■ **SHORT TASK**
Look for "Transcribe this chart's" in the records below, then copy that line and every line after it, exactly and with nothing added.
--- Begin DATA IN THIS EXERCISE ---
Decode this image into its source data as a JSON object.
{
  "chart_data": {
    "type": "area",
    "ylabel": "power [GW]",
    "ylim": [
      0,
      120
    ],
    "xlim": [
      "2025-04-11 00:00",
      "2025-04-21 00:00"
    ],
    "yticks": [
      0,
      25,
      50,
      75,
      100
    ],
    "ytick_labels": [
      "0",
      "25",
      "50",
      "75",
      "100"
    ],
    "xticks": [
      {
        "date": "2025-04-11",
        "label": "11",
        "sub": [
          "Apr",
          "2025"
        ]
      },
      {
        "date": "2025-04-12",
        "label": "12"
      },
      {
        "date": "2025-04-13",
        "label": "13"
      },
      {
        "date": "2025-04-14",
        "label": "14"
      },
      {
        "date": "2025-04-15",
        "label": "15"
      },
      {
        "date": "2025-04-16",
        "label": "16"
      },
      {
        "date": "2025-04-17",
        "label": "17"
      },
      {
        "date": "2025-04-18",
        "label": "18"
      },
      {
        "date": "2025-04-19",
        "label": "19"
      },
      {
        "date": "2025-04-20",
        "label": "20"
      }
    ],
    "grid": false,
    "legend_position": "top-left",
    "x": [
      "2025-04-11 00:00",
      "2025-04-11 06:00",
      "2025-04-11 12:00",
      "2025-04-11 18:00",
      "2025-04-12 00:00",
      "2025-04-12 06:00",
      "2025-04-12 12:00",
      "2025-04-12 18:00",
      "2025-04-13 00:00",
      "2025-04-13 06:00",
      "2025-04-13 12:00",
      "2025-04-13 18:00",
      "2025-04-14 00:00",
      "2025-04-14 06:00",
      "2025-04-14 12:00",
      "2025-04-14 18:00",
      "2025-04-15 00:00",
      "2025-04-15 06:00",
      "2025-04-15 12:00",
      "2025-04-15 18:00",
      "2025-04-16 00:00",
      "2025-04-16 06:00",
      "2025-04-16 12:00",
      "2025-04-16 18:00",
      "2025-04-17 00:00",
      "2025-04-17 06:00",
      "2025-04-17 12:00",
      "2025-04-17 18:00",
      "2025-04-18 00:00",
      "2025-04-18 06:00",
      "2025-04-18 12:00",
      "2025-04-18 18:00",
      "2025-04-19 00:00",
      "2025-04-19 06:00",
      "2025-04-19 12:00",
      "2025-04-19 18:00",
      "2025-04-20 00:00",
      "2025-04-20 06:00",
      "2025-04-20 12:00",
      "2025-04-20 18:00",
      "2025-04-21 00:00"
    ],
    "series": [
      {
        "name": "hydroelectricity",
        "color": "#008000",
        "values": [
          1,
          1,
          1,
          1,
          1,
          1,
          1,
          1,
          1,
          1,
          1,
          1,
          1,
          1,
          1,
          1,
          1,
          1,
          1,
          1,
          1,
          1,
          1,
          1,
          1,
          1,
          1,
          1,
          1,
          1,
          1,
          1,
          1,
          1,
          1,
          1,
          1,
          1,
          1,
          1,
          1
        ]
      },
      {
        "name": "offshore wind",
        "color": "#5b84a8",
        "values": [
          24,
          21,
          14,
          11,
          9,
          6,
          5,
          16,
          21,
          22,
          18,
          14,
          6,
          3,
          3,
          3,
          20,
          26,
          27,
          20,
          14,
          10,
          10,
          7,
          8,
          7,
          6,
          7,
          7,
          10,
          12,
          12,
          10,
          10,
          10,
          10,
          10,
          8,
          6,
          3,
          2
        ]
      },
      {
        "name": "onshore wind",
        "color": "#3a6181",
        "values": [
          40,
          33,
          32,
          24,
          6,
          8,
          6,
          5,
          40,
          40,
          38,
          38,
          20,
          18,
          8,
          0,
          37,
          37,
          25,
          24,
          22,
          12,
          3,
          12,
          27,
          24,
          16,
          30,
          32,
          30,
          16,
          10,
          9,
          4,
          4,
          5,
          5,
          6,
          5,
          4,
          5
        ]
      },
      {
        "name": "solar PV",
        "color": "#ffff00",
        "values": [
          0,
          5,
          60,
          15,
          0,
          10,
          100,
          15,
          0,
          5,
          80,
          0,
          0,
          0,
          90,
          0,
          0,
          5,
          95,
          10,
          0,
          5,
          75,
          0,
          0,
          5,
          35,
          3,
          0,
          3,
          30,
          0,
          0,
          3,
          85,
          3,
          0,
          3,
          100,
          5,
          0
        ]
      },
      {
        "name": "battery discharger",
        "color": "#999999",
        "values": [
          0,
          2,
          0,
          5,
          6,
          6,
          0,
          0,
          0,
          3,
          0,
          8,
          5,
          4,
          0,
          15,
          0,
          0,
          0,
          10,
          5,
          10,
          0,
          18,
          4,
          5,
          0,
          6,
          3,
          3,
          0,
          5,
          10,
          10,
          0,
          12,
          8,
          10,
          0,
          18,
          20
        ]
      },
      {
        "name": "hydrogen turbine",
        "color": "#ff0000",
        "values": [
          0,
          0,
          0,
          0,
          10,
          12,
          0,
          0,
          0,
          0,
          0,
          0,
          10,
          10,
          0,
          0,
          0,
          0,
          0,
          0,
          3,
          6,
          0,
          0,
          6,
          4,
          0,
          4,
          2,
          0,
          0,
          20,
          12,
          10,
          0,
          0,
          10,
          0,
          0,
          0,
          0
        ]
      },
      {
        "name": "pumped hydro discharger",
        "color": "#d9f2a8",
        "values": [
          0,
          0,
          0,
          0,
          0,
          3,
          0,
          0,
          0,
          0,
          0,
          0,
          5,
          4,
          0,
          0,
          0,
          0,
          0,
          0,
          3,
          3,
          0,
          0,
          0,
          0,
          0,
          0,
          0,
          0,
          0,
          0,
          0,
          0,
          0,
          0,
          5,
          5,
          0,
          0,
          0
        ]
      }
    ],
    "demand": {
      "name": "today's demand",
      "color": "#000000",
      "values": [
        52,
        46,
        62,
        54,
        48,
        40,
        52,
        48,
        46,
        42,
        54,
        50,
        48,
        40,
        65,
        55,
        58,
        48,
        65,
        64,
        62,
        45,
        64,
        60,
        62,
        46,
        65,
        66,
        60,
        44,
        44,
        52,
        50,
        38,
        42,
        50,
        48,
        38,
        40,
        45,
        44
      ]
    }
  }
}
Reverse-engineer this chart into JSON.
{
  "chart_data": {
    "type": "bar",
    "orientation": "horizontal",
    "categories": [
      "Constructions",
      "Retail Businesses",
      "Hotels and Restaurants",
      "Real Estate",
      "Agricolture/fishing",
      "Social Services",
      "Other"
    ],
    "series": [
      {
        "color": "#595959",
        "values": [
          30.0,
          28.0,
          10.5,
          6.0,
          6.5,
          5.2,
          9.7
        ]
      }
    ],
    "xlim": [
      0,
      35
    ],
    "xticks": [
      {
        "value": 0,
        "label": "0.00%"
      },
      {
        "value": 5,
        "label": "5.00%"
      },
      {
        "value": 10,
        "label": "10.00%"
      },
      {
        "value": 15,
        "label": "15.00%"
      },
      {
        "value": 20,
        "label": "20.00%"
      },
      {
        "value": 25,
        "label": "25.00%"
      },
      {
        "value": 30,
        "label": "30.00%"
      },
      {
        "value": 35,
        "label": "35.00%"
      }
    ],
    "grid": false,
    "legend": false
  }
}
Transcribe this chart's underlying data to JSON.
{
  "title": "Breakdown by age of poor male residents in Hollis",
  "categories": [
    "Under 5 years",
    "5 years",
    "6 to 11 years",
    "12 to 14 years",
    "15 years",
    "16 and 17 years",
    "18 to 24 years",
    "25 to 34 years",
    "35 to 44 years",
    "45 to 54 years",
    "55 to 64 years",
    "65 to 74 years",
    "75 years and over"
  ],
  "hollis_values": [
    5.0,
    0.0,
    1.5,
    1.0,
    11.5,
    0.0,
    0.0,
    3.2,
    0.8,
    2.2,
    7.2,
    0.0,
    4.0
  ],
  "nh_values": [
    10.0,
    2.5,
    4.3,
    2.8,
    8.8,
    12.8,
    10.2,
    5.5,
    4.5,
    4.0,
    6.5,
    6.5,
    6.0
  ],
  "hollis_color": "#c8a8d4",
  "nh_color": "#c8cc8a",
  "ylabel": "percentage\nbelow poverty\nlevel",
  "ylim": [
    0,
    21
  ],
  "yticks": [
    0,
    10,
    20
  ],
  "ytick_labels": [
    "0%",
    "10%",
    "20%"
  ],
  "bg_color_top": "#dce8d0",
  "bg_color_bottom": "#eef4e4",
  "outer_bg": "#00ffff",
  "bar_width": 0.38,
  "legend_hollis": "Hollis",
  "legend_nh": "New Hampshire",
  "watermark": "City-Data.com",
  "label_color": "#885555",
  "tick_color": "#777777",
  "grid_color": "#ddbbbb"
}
--- End DATA IN THIS EXERCISE ---
■ **RESPONSE TO THE EXERCISE**
Transcribe this chart's underlying data to JSON.
{
  "title": "Breakdown by age of poor male residents in Hollis",
  "categories": [
    "Under 5 years",
    "5 years",
    "6 to 11 years",
    "12 to 14 years",
    "15 years",
    "16 and 17 years",
    "18 to 24 years",
    "25 to 34 years",
    "35 to 44 years",
    "45 to 54 years",
    "55 to 64 years",
    "65 to 74 years",
    "75 years and over"
  ],
  "hollis_values": [
    5.0,
    0.0,
    1.5,
    1.0,
    11.5,
    0.0,
    0.0,
    3.2,
    0.8,
    2.2,
    7.2,
    0.0,
    4.0
  ],
  "nh_values": [
    10.0,
    2.5,
    4.3,
    2.8,
    8.8,
    12.8,
    10.2,
    5.5,
    4.5,
    4.0,
    6.5,
    6.5,
    6.0
  ],
  "hollis_color": "#c8a8d4",
  "nh_color": "#c8cc8a",
  "ylabel": "percentage\nbelow poverty\nlevel",
  "ylim": [
    0,
    21
  ],
  "yticks": [
    0,
    10,
    20
  ],
  "ytick_labels": [
    "0%",
    "10%",
    "20%"
  ],
  "bg_color_top": "#dce8d0",
  "bg_color_bottom": "#eef4e4",
  "outer_bg": "#00ffff",
  "bar_width": 0.38,
  "legend_hollis": "Hollis",
  "legend_nh": "New Hampshire",
  "watermark": "City-Data.com",
  "label_color": "#885555",
  "tick_color": "#777777",
  "grid_color": "#ddbbbb"
}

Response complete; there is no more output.